▸ **Problem requirements**
Copy the rows below with "Patent image size" swapped for "Drawing dimensions" and nothing else altered. Omit the pictures from your copy.

______________________________

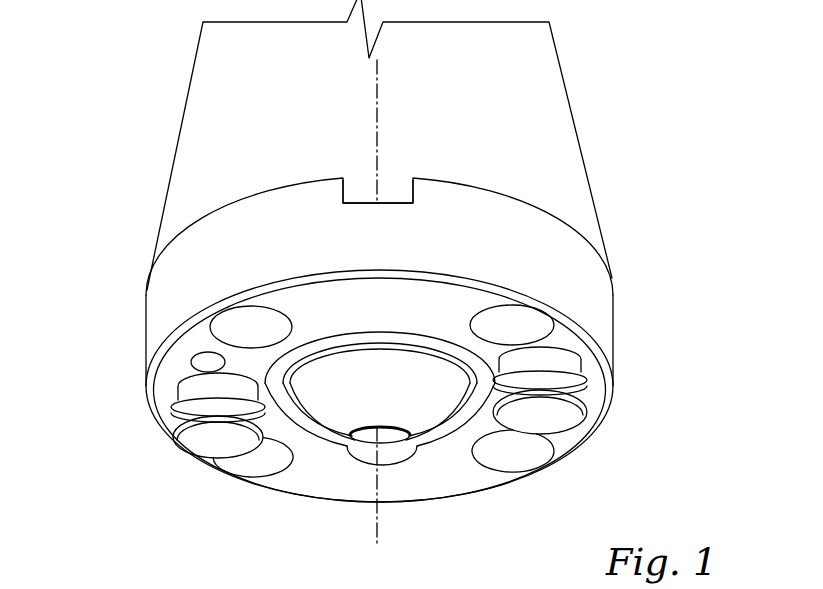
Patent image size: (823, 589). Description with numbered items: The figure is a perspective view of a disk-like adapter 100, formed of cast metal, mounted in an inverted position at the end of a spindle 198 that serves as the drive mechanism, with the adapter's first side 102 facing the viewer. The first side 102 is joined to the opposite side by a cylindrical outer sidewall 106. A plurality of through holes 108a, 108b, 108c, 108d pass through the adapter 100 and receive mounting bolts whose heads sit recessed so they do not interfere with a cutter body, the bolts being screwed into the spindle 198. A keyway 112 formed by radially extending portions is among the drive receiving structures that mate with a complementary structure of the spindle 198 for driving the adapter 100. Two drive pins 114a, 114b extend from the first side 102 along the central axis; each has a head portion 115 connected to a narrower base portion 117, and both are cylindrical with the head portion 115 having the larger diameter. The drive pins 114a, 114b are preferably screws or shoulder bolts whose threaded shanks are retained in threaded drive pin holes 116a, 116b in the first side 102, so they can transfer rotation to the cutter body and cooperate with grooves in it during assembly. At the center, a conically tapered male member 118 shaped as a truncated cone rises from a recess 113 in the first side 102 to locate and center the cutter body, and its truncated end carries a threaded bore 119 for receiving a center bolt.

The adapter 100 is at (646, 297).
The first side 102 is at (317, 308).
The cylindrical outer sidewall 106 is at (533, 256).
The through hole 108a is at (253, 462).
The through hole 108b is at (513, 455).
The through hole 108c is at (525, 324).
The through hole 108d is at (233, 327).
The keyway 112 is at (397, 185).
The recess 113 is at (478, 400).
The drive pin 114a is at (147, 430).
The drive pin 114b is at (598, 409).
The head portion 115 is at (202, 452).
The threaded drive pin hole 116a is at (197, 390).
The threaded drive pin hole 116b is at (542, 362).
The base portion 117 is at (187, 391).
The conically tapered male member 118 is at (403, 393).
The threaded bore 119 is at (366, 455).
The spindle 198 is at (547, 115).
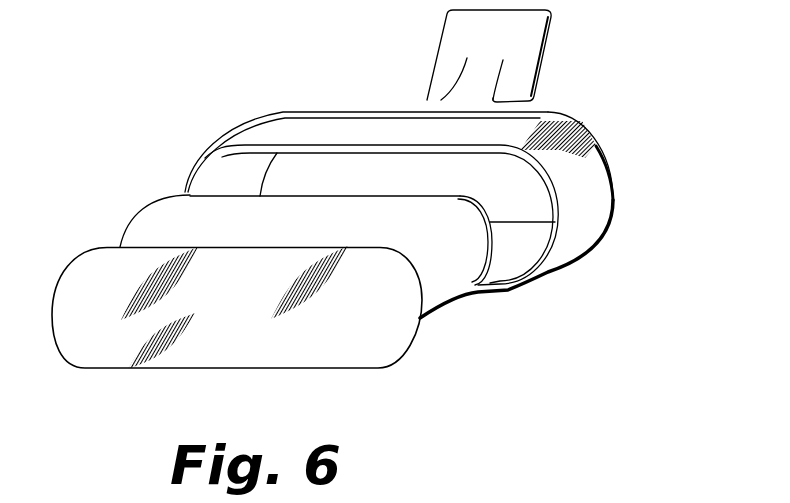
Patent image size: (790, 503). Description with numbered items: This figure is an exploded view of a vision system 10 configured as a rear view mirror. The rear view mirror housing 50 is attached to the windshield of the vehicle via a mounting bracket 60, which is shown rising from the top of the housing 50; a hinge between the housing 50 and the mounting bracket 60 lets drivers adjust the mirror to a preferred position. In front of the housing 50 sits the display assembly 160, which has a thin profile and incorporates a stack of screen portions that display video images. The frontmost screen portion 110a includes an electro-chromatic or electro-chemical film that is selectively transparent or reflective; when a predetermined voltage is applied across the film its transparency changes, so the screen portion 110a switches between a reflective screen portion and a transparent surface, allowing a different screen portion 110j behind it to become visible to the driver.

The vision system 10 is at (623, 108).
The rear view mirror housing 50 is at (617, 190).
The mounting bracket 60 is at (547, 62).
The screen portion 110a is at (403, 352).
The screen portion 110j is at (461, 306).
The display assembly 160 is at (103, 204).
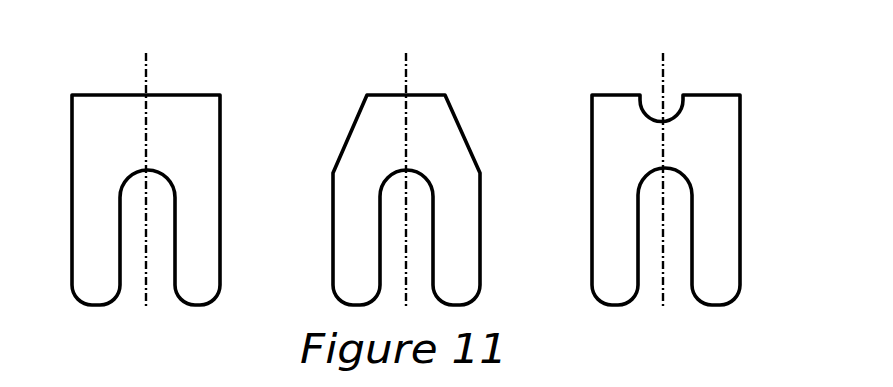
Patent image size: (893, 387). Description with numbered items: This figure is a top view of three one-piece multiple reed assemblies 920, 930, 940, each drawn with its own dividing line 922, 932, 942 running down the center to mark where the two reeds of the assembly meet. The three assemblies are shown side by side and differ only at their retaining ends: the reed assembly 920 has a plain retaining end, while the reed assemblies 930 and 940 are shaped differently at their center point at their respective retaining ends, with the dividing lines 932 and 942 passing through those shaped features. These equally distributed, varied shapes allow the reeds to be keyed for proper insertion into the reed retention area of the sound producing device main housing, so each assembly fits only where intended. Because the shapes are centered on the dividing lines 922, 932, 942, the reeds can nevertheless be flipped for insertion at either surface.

______________________________

▸ **Result of this exercise**
Drawing dimensions: (823, 589). Description with numbered items: The figure is a perspective view of a disk-like adapter 100, formed of cast metal, mounted in an inverted position at the end of a spindle 198 that serves as the drive mechanism, with the adapter's first side 102 facing the viewer. The first side 102 is joined to the opposite side by a cylindrical outer sidewall 106. A plurality of through holes 108a, 108b, 108c, 108d pass through the adapter 100 and receive mounting bolts whose heads sit recessed so they do not interfere with a cutter body, the bolts being screwed into the spindle 198. A keyway 112 formed by radially extending portions is among the drive receiving structures that mate with a complementary structure of the spindle 198 for driving the adapter 100. Two drive pins 114a, 114b extend from the first side 102 along the central axis; each has a head portion 115 connected to a narrower base portion 117, and both are cylindrical with the head portion 115 having the larger diameter. The drive pins 114a, 114b are preferably screws or shoulder bolts whose threaded shanks are retained in threaded drive pin holes 116a, 116b in the first side 102, so they can transfer rotation to the cutter body and cooperate with grooves in it during assembly. At the center, a conically tapered male member 118 shaped as a truncated cone rises from a recess 113 in the first side 102 to locate and center the cutter body, and its truncated end carries a threaded bore 119 for receiving a center bolt.

The adapter 100 is at (646, 297).
The first side 102 is at (317, 308).
The cylindrical outer sidewall 106 is at (533, 256).
The through hole 108a is at (253, 462).
The through hole 108b is at (513, 455).
The through hole 108c is at (525, 324).
The through hole 108d is at (233, 327).
The keyway 112 is at (397, 185).
The recess 113 is at (478, 400).
The drive pin 114a is at (147, 430).
The drive pin 114b is at (598, 409).
The head portion 115 is at (202, 452).
The threaded drive pin hole 116a is at (197, 390).
The threaded drive pin hole 116b is at (542, 362).
The base portion 117 is at (187, 391).
The conically tapered male member 118 is at (403, 393).
The threaded bore 119 is at (366, 455).
The spindle 198 is at (547, 115).
Drawing dimensions: (790, 503). Description with numbered items: This figure is an exploded view of a vision system 10 configured as a rear view mirror. The rear view mirror housing 50 is attached to the windshield of the vehicle via a mounting bracket 60, which is shown rising from the top of the housing 50; a hinge between the housing 50 and the mounting bracket 60 lets drivers adjust the mirror to a preferred position. In front of the housing 50 sits the display assembly 160, which has a thin profile and incorporates a stack of screen portions that display video images. The frontmost screen portion 110a includes an electro-chromatic or electro-chemical film that is selectively transparent or reflective; when a predetermined voltage is applied across the film its transparency changes, so the screen portion 110a switches between a reflective screen portion and a transparent surface, allowing a different screen portion 110j behind it to become visible to the driver.

The vision system 10 is at (623, 108).
The rear view mirror housing 50 is at (617, 190).
The mounting bracket 60 is at (547, 62).
The screen portion 110a is at (403, 352).
The screen portion 110j is at (461, 306).
The display assembly 160 is at (103, 204).
Drawing dimensions: (893, 387). Description with numbered items: This figure is a top view of three one-piece multiple reed assemblies 920, 930, 940, each drawn with its own dividing line 922, 932, 942 running down the center to mark where the two reeds of the assembly meet. The three assemblies are shown side by side and differ only at their retaining ends: the reed assembly 920 has a plain retaining end, while the reed assemblies 930 and 940 are shaped differently at their center point at their respective retaining ends, with the dividing lines 932 and 942 passing through those shaped features. These equally distributed, varied shapes allow the reeds to be keyed for proper insertion into the reed retention area of the sound producing device main housing, so each assembly fits only where intended. Because the shapes are centered on the dividing lines 922, 932, 942, the reeds can nevertheless be flipped for insertion at either surface.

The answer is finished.